Exercise requirements:
Give the number of lines that include the word "JSON", and nothing else.

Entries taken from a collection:
──────────
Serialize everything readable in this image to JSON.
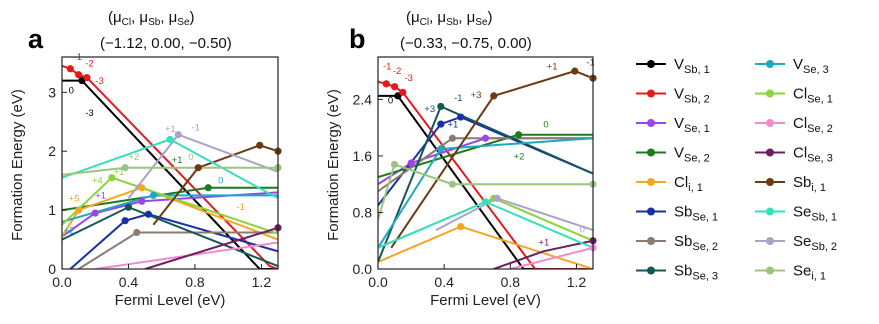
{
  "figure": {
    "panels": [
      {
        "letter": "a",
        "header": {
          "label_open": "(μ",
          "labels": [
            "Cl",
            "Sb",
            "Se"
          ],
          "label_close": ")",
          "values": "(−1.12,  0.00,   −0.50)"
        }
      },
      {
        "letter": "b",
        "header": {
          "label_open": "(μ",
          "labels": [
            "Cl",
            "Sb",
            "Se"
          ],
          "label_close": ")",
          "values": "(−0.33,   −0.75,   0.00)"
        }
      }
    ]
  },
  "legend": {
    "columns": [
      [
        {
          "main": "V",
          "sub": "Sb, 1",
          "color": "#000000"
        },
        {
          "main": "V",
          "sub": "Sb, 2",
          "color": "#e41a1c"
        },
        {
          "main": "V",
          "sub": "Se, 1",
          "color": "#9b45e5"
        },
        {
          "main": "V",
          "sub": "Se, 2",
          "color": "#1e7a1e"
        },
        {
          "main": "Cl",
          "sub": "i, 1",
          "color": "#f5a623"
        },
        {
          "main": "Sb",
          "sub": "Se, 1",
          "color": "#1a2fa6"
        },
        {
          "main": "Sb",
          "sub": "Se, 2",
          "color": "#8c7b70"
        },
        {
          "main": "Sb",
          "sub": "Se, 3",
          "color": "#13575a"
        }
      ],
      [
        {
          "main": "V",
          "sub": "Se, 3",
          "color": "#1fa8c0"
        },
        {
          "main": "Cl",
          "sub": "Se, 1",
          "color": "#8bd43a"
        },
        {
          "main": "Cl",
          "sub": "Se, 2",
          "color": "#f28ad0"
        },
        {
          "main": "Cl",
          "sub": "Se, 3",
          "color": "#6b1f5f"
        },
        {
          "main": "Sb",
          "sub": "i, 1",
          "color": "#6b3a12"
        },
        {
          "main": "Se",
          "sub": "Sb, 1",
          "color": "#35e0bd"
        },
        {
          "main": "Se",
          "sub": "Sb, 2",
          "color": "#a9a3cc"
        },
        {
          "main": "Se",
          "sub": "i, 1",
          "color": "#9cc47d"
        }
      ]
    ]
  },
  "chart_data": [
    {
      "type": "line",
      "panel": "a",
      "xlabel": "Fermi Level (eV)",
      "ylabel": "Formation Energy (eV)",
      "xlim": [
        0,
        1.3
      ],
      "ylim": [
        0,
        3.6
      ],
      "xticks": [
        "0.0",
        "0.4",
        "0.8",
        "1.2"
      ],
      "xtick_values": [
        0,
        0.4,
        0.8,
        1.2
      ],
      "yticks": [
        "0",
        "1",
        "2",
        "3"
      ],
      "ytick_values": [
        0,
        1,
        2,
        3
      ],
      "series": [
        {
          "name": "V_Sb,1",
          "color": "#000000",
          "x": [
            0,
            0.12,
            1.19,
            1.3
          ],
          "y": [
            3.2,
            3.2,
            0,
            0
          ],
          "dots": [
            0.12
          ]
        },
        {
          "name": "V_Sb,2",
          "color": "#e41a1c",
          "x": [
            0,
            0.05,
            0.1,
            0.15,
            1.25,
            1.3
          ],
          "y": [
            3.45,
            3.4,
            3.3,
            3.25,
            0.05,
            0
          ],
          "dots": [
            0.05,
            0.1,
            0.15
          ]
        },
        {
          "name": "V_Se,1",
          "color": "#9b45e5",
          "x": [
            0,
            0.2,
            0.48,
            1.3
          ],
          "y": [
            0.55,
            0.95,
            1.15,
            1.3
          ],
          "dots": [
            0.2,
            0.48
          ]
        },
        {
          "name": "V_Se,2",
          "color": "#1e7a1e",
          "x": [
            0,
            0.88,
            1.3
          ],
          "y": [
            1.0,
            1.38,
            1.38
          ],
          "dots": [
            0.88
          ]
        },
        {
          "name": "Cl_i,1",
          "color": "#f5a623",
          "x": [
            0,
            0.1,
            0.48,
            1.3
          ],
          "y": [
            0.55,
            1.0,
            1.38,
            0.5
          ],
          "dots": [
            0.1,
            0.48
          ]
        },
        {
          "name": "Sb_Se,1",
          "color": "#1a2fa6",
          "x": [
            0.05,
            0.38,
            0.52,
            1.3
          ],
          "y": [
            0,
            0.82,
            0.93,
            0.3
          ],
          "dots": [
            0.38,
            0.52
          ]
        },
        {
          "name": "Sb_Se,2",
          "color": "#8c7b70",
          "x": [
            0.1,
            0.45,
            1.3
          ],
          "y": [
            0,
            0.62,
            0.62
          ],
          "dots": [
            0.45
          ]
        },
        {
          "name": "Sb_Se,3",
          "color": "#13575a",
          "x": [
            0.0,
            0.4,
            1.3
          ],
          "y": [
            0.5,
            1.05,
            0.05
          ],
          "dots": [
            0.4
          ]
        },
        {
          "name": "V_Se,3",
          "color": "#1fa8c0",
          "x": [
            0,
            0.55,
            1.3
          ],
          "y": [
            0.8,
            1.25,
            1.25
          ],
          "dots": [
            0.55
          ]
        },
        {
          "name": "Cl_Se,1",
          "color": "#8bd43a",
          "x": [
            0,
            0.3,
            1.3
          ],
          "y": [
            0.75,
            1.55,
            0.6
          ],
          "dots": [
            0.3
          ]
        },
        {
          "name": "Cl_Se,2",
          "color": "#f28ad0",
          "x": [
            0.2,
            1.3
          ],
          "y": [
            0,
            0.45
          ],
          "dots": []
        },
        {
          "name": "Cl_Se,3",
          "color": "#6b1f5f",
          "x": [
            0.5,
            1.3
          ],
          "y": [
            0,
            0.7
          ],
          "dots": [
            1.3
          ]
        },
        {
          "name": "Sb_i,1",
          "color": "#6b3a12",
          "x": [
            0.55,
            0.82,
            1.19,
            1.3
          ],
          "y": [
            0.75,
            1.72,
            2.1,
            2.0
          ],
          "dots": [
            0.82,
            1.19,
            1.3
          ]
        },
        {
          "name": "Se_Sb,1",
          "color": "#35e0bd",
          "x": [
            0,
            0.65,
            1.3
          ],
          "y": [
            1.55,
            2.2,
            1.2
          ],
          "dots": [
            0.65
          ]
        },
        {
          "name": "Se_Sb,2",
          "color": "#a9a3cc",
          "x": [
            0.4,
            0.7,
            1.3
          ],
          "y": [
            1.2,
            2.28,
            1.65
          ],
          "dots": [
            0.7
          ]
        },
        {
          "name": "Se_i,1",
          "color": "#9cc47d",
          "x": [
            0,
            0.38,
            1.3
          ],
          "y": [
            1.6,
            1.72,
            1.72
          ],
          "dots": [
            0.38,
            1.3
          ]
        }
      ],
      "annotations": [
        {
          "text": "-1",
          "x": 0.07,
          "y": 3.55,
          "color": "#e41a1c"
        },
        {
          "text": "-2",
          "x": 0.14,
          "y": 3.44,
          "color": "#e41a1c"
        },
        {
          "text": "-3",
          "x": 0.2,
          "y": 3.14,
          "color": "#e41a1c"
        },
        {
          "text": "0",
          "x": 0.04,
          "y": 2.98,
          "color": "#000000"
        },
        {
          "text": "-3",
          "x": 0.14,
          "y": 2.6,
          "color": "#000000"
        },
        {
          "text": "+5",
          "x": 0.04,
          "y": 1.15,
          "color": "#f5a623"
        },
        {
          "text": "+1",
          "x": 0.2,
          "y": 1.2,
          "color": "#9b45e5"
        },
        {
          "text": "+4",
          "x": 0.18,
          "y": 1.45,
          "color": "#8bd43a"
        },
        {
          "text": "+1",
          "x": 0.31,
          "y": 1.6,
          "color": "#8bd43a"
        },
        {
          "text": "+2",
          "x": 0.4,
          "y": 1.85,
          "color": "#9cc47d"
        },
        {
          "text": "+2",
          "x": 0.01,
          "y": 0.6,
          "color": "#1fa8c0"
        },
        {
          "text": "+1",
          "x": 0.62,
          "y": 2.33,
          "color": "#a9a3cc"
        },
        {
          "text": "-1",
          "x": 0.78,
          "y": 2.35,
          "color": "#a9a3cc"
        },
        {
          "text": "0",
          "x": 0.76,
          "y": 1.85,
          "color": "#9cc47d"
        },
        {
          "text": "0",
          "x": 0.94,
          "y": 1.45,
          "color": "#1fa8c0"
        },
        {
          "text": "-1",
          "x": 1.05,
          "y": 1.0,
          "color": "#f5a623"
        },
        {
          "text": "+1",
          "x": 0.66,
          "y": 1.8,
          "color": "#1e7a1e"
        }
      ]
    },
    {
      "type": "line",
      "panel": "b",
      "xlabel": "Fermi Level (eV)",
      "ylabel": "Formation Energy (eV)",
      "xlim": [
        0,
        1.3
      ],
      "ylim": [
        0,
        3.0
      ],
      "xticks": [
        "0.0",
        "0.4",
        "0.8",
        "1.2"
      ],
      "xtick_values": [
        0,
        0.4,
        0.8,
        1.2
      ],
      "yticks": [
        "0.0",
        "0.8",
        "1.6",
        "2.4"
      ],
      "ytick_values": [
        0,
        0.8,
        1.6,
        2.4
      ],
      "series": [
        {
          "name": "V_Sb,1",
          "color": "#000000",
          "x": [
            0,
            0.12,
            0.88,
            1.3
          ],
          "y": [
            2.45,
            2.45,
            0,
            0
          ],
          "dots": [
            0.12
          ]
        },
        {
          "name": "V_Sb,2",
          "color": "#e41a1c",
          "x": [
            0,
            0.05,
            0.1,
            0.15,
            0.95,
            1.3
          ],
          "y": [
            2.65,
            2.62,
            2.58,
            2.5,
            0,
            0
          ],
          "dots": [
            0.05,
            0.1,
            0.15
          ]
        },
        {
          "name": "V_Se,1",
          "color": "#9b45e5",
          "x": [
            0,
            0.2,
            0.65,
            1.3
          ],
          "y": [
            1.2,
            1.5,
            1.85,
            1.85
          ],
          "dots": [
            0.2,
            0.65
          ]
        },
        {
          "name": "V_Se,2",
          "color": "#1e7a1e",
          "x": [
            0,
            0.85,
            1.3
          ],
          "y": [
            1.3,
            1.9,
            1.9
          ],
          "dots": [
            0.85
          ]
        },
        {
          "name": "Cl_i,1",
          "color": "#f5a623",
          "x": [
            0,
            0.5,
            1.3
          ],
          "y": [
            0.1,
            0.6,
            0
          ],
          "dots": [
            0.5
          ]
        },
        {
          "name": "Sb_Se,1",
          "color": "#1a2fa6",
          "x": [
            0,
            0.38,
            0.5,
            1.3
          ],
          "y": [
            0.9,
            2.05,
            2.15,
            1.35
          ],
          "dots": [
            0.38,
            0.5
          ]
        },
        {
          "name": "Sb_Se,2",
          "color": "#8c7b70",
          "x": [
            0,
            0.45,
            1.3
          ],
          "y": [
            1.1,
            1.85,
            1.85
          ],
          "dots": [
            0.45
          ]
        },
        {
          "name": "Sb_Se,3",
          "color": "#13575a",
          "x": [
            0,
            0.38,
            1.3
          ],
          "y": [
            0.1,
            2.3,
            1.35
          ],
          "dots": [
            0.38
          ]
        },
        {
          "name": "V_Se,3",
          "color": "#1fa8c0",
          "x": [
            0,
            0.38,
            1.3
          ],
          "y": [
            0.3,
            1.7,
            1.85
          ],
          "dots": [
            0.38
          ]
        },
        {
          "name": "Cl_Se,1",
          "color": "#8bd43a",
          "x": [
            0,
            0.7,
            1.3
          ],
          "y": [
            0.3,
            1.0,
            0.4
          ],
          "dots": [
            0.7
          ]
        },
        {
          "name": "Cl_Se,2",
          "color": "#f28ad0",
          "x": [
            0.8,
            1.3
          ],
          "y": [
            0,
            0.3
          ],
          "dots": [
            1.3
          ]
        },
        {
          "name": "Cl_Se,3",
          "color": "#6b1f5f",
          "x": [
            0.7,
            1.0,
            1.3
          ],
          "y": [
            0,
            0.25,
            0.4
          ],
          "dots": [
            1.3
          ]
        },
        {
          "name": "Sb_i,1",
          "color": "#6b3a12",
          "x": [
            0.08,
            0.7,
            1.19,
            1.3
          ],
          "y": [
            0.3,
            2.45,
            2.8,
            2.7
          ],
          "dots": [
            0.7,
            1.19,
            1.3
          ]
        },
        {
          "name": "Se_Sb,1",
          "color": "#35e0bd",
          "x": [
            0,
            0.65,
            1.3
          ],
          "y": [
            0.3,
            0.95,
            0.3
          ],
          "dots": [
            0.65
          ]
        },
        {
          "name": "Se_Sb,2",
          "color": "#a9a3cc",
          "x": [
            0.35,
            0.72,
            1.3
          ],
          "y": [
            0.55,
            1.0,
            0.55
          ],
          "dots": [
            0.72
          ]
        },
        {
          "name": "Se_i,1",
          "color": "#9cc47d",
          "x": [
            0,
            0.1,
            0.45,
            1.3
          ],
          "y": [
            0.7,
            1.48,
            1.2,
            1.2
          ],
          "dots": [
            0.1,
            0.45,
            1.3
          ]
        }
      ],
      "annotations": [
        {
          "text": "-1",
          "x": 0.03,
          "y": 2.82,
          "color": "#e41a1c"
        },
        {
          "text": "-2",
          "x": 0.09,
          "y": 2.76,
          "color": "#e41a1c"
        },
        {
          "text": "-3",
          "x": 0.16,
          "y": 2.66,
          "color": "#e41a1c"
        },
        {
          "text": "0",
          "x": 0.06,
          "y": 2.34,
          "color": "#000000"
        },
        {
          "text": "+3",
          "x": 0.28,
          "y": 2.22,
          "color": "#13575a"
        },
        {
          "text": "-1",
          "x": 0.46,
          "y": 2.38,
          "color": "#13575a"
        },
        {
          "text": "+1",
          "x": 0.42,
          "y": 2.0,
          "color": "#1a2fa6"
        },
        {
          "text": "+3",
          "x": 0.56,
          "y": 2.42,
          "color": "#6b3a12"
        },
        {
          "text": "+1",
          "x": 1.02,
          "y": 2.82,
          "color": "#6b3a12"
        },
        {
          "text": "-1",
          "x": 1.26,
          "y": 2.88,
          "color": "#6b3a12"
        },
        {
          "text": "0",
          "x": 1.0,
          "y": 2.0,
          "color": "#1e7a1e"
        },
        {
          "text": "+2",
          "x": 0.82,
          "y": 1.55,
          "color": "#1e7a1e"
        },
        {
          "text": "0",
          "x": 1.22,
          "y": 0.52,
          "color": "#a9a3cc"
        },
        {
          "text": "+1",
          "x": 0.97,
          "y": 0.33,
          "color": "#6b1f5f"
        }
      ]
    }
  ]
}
──────────
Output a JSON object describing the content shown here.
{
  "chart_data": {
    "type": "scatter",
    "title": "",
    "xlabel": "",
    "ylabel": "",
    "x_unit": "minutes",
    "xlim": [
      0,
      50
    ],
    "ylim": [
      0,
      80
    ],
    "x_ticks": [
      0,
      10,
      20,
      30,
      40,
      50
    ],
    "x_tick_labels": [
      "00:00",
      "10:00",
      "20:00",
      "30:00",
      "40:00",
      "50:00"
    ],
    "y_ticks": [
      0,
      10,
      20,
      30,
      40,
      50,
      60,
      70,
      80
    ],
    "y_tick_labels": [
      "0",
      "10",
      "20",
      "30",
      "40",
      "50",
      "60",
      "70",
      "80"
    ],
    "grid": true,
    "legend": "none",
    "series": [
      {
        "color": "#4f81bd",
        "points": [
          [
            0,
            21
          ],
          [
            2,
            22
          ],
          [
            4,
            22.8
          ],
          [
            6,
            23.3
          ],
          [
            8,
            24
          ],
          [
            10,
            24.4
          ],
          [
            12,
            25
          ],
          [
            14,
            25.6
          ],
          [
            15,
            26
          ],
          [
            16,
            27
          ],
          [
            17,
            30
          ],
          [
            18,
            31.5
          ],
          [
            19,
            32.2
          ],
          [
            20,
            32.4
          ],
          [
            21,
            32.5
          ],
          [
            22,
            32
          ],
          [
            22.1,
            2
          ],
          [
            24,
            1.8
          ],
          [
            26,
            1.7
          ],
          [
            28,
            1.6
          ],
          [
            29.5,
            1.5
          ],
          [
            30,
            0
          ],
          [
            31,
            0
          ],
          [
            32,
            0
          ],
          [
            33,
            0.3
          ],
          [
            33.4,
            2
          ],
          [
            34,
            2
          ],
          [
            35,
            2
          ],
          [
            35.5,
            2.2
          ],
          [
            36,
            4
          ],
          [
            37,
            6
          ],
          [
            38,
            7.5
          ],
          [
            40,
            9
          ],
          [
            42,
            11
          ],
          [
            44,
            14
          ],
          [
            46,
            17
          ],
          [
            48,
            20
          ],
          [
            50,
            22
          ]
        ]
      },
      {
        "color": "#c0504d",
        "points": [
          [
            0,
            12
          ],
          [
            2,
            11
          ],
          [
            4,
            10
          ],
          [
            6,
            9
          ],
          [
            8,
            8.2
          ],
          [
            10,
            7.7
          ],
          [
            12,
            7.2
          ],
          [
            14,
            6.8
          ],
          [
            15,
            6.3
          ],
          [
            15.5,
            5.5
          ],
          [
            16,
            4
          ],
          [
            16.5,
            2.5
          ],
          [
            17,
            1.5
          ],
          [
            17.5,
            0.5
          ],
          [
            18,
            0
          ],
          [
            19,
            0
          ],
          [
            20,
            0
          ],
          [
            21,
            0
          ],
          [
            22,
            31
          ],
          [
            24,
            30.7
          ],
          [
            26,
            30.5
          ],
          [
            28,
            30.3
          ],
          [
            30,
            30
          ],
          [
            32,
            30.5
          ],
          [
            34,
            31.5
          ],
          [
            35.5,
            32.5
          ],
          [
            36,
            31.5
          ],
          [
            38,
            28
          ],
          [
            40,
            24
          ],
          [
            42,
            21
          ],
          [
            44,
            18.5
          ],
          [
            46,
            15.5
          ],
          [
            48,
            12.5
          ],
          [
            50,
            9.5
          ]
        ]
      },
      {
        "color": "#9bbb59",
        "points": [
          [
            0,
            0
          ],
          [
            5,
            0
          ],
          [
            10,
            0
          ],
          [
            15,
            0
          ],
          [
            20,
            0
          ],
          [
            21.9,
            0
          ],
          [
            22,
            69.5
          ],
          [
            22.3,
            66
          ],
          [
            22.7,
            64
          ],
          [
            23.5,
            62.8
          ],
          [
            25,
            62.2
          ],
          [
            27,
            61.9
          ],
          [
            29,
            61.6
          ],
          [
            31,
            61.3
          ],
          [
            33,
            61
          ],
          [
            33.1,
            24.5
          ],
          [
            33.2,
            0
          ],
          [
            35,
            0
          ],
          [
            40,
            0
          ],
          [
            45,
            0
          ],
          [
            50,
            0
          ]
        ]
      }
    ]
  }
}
──────────
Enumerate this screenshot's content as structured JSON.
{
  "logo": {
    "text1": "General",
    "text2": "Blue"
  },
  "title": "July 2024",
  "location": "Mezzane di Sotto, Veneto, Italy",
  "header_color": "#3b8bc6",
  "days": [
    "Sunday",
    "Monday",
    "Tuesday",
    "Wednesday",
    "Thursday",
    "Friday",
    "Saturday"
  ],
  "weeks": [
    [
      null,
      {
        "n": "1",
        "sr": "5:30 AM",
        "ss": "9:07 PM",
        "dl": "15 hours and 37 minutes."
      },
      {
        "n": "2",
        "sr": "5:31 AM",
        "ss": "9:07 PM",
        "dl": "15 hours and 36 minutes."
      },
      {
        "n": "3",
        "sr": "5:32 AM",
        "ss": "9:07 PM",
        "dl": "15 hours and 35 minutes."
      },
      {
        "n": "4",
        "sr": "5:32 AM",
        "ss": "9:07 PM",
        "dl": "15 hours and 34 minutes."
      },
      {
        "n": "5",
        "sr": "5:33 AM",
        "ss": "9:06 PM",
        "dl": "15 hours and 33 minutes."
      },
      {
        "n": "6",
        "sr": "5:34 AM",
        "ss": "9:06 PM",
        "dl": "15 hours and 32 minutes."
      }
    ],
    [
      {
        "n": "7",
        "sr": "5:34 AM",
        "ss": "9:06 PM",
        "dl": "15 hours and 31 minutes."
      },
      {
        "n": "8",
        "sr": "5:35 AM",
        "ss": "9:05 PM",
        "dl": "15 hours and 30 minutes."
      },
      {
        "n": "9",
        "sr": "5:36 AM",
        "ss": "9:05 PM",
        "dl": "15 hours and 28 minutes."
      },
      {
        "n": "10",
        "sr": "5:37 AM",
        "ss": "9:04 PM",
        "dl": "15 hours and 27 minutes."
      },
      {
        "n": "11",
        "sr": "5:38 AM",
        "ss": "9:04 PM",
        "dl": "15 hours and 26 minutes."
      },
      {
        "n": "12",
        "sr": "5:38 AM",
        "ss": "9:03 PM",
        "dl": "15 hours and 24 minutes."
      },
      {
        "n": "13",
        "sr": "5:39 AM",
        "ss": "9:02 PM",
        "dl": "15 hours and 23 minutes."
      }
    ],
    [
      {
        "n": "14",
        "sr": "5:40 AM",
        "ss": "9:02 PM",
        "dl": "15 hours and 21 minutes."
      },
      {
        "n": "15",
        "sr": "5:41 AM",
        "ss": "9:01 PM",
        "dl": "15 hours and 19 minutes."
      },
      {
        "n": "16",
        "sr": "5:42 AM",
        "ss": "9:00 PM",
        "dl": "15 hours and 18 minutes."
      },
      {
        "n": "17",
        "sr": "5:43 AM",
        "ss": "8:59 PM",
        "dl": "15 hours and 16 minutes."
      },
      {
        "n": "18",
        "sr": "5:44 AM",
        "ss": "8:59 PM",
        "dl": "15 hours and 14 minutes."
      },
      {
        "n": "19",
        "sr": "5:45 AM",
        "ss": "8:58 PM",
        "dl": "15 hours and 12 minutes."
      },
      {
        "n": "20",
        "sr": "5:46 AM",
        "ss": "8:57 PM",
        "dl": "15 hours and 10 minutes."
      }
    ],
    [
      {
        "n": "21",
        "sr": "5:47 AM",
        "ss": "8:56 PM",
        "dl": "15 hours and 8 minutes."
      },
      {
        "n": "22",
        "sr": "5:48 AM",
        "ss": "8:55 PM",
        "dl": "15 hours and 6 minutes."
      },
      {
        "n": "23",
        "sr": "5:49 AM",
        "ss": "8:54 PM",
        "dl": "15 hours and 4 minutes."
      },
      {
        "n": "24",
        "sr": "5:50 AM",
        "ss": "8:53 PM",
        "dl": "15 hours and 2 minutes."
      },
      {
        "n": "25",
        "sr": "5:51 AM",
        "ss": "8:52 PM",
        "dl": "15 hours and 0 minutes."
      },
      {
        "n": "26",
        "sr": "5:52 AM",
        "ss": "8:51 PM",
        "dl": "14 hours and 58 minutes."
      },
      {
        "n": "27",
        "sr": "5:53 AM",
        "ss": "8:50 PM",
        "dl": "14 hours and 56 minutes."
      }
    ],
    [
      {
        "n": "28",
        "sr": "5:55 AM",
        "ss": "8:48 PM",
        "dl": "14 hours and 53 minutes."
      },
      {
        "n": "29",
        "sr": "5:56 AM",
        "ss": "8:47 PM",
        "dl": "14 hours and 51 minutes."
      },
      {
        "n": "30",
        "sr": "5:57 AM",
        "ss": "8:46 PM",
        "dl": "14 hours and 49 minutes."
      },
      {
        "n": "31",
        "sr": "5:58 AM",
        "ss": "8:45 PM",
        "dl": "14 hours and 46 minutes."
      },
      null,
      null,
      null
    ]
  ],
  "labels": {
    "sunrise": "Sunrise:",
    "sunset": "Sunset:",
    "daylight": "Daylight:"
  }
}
──────────
Reply:
3